◆ Stated task
Every record should be written out exactly, please.

◆ Material for this task
####################
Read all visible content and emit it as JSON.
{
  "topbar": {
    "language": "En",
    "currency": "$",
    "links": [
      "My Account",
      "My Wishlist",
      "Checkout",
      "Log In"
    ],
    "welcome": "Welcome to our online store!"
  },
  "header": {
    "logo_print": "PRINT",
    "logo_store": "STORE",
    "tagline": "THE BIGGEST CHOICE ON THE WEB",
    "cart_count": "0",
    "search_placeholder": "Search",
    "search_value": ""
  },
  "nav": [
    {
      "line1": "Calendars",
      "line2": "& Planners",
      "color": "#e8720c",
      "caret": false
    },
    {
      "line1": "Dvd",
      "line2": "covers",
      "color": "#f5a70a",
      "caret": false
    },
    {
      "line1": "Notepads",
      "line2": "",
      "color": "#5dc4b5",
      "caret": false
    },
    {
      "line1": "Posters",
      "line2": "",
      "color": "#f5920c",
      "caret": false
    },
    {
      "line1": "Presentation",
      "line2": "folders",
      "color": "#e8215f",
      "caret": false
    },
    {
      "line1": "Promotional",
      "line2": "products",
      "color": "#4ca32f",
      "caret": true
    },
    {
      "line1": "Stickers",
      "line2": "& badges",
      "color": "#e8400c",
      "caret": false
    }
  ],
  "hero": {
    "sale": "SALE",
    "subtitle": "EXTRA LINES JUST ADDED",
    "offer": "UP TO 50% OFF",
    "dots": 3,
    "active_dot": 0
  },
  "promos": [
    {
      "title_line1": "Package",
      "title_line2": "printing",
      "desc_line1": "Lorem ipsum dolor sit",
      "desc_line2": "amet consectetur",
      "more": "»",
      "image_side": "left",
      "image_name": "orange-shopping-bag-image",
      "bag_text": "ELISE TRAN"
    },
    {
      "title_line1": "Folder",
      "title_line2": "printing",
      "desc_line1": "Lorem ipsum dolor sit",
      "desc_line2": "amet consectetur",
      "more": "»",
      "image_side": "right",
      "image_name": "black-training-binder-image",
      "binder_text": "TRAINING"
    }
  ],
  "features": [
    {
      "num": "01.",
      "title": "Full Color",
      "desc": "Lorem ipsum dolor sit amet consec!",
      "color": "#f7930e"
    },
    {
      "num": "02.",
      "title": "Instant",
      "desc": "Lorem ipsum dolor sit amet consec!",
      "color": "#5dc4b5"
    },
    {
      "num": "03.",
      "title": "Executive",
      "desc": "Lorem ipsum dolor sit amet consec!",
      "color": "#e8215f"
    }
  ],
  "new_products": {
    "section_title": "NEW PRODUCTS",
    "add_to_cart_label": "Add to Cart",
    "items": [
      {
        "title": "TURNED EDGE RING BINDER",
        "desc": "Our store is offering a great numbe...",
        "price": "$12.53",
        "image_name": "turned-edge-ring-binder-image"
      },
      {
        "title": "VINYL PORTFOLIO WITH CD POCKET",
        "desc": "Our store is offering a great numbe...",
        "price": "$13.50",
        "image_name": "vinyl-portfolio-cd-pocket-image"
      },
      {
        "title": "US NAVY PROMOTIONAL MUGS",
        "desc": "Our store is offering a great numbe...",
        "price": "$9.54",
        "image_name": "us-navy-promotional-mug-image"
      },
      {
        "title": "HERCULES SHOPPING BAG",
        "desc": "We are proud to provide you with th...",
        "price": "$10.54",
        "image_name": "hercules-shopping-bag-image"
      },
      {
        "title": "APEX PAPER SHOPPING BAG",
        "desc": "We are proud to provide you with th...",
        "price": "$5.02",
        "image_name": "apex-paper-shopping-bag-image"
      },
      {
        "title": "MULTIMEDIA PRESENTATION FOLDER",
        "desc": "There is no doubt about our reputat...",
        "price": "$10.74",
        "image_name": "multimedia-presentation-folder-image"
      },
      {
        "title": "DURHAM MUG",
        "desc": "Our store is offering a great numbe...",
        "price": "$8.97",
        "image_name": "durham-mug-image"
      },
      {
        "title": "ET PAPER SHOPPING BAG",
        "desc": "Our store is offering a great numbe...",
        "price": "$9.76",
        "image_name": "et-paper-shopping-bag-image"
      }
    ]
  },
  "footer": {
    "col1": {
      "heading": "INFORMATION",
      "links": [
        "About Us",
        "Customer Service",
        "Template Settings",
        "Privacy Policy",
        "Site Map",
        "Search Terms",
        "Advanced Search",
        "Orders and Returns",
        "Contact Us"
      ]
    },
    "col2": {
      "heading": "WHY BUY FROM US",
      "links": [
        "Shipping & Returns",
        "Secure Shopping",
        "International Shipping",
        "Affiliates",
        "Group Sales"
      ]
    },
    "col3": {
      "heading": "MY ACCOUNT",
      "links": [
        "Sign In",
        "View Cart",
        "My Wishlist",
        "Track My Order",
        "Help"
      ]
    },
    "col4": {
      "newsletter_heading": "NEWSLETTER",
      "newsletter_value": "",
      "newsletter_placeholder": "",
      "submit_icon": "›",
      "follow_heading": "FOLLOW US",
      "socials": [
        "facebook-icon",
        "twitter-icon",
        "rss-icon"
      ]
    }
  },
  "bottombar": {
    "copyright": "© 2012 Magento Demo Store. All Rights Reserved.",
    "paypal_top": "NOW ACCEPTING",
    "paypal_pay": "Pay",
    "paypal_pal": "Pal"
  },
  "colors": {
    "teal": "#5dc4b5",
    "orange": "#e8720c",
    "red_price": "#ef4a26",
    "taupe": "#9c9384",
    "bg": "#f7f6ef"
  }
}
####################
◆ Response below
Read all visible content and emit it as JSON.
{
  "topbar": {
    "language": "En",
    "currency": "$",
    "links": [
      "My Account",
      "My Wishlist",
      "Checkout",
      "Log In"
    ],
    "welcome": "Welcome to our online store!"
  },
  "header": {
    "logo_print": "PRINT",
    "logo_store": "STORE",
    "tagline": "THE BIGGEST CHOICE ON THE WEB",
    "cart_count": "0",
    "search_placeholder": "Search",
    "search_value": ""
  },
  "nav": [
    {
      "line1": "Calendars",
      "line2": "& Planners",
      "color": "#e8720c",
      "caret": false
    },
    {
      "line1": "Dvd",
      "line2": "covers",
      "color": "#f5a70a",
      "caret": false
    },
    {
      "line1": "Notepads",
      "line2": "",
      "color": "#5dc4b5",
      "caret": false
    },
    {
      "line1": "Posters",
      "line2": "",
      "color": "#f5920c",
      "caret": false
    },
    {
      "line1": "Presentation",
      "line2": "folders",
      "color": "#e8215f",
      "caret": false
    },
    {
      "line1": "Promotional",
      "line2": "products",
      "color": "#4ca32f",
      "caret": true
    },
    {
      "line1": "Stickers",
      "line2": "& badges",
      "color": "#e8400c",
      "caret": false
    }
  ],
  "hero": {
    "sale": "SALE",
    "subtitle": "EXTRA LINES JUST ADDED",
    "offer": "UP TO 50% OFF",
    "dots": 3,
    "active_dot": 0
  },
  "promos": [
    {
      "title_line1": "Package",
      "title_line2": "printing",
      "desc_line1": "Lorem ipsum dolor sit",
      "desc_line2": "amet consectetur",
      "more": "»",
      "image_side": "left",
      "image_name": "orange-shopping-bag-image",
      "bag_text": "ELISE TRAN"
    },
    {
      "title_line1": "Folder",
      "title_line2": "printing",
      "desc_line1": "Lorem ipsum dolor sit",
      "desc_line2": "amet consectetur",
      "more": "»",
      "image_side": "right",
      "image_name": "black-training-binder-image",
      "binder_text": "TRAINING"
    }
  ],
  "features": [
    {
      "num": "01.",
      "title": "Full Color",
      "desc": "Lorem ipsum dolor sit amet consec!",
      "color": "#f7930e"
    },
    {
      "num": "02.",
      "title": "Instant",
      "desc": "Lorem ipsum dolor sit amet consec!",
      "color": "#5dc4b5"
    },
    {
      "num": "03.",
      "title": "Executive",
      "desc": "Lorem ipsum dolor sit amet consec!",
      "color": "#e8215f"
    }
  ],
  "new_products": {
    "section_title": "NEW PRODUCTS",
    "add_to_cart_label": "Add to Cart",
    "items": [
      {
        "title": "TURNED EDGE RING BINDER",
        "desc": "Our store is offering a great numbe...",
        "price": "$12.53",
        "image_name": "turned-edge-ring-binder-image"
      },
      {
        "title": "VINYL PORTFOLIO WITH CD POCKET",
        "desc": "Our store is offering a great numbe...",
        "price": "$13.50",
        "image_name": "vinyl-portfolio-cd-pocket-image"
      },
      {
        "title": "US NAVY PROMOTIONAL MUGS",
        "desc": "Our store is offering a great numbe...",
        "price": "$9.54",
        "image_name": "us-navy-promotional-mug-image"
      },
      {
        "title": "HERCULES SHOPPING BAG",
        "desc": "We are proud to provide you with th...",
        "price": "$10.54",
        "image_name": "hercules-shopping-bag-image"
      },
      {
        "title": "APEX PAPER SHOPPING BAG",
        "desc": "We are proud to provide you with th...",
        "price": "$5.02",
        "image_name": "apex-paper-shopping-bag-image"
      },
      {
        "title": "MULTIMEDIA PRESENTATION FOLDER",
        "desc": "There is no doubt about our reputat...",
        "price": "$10.74",
        "image_name": "multimedia-presentation-folder-image"
      },
      {
        "title": "DURHAM MUG",
        "desc": "Our store is offering a great numbe...",
        "price": "$8.97",
        "image_name": "durham-mug-image"
      },
      {
        "title": "ET PAPER SHOPPING BAG",
        "desc": "Our store is offering a great numbe...",
        "price": "$9.76",
        "image_name": "et-paper-shopping-bag-image"
      }
    ]
  },
  "footer": {
    "col1": {
      "heading": "INFORMATION",
      "links": [
        "About Us",
        "Customer Service",
        "Template Settings",
        "Privacy Policy",
        "Site Map",
        "Search Terms",
        "Advanced Search",
        "Orders and Returns",
        "Contact Us"
      ]
    },
    "col2": {
      "heading": "WHY BUY FROM US",
      "links": [
        "Shipping & Returns",
        "Secure Shopping",
        "International Shipping",
        "Affiliates",
        "Group Sales"
      ]
    },
    "col3": {
      "heading": "MY ACCOUNT",
      "links": [
        "Sign In",
        "View Cart",
        "My Wishlist",
        "Track My Order",
        "Help"
      ]
    },
    "col4": {
      "newsletter_heading": "NEWSLETTER",
      "newsletter_value": "",
      "newsletter_placeholder": "",
      "submit_icon": "›",
      "follow_heading": "FOLLOW US",
      "socials": [
        "facebook-icon",
        "twitter-icon",
        "rss-icon"
      ]
    }
  },
  "bottombar": {
    "copyright": "© 2012 Magento Demo Store. All Rights Reserved.",
    "paypal_top": "NOW ACCEPTING",
    "paypal_pay": "Pay",
    "paypal_pal": "Pal"
  },
  "colors": {
    "teal": "#5dc4b5",
    "orange": "#e8720c",
    "red_price": "#ef4a26",
    "taupe": "#9c9384",
    "bg": "#f7f6ef"
  }
}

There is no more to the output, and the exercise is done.